Data lines:
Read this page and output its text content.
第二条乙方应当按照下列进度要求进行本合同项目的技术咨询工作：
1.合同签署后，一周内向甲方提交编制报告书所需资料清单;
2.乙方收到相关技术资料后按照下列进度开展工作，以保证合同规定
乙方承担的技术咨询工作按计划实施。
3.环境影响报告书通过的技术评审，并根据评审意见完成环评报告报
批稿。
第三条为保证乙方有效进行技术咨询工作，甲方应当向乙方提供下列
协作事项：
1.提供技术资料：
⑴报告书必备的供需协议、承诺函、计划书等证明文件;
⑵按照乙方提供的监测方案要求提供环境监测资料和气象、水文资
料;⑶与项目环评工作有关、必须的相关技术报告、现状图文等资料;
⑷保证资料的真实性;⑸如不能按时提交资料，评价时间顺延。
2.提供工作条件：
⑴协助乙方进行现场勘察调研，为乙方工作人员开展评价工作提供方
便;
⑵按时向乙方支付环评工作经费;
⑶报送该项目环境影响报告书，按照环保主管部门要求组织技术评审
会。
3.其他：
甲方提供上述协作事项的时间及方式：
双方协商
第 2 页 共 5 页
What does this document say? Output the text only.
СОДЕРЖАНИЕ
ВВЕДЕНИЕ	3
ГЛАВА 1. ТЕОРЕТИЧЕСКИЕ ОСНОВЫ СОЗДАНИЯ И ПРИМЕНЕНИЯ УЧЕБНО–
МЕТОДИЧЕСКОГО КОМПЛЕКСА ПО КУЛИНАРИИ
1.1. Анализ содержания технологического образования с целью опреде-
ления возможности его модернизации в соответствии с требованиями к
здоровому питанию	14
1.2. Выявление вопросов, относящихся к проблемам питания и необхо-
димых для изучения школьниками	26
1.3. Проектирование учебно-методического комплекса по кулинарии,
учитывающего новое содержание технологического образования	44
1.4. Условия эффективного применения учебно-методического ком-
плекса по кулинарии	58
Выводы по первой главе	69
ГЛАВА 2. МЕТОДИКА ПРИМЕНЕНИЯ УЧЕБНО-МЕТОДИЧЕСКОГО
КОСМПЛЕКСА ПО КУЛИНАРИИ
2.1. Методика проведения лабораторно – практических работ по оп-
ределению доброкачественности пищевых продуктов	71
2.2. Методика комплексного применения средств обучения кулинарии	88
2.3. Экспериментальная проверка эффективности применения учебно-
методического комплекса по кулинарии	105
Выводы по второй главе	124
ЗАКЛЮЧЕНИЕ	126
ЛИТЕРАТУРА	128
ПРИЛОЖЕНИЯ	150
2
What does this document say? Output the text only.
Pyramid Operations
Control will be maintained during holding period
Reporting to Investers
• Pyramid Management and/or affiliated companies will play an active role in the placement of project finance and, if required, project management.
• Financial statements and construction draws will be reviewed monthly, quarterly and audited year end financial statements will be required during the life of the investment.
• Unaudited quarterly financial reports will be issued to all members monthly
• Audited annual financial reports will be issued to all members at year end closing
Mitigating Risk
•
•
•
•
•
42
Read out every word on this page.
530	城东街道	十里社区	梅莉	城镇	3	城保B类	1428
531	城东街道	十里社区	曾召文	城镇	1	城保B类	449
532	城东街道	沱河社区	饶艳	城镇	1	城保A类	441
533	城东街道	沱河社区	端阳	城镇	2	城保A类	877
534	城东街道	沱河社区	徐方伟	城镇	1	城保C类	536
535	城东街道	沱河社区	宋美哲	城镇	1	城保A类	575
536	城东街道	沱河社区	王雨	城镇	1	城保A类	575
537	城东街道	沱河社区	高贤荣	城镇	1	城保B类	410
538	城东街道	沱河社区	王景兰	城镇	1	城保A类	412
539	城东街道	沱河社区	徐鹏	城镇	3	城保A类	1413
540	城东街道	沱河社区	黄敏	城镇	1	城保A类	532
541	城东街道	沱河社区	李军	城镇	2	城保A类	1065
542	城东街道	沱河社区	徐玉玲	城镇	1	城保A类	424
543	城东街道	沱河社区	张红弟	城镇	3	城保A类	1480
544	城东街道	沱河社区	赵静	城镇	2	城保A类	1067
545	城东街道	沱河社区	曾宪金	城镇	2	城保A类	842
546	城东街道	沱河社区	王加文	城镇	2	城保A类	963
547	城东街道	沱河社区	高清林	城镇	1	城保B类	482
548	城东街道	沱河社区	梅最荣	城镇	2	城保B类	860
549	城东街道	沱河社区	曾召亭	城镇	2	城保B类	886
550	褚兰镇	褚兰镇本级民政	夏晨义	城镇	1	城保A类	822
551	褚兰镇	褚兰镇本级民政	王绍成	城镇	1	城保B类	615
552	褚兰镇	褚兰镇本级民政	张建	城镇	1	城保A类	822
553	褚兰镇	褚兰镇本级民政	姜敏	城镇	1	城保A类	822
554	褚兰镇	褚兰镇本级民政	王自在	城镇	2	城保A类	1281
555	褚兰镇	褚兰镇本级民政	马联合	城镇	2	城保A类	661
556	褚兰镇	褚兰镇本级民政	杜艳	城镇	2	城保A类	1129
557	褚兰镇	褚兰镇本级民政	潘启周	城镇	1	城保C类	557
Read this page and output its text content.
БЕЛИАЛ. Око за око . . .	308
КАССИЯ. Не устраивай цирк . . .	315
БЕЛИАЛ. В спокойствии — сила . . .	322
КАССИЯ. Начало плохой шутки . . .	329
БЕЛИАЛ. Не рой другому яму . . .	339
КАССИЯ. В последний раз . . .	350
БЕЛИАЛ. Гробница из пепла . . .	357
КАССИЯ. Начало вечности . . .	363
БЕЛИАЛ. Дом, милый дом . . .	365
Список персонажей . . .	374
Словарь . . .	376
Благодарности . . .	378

What needs to be done:
Select all lines in the listing above where the word "monthly" appears, and show them.

Written solution:
• Financial statements and construction draws will be reviewed monthly, quarterly and audited year end financial statements will be required during the life of the investment.
• Unaudited quarterly financial reports will be issued to all members monthly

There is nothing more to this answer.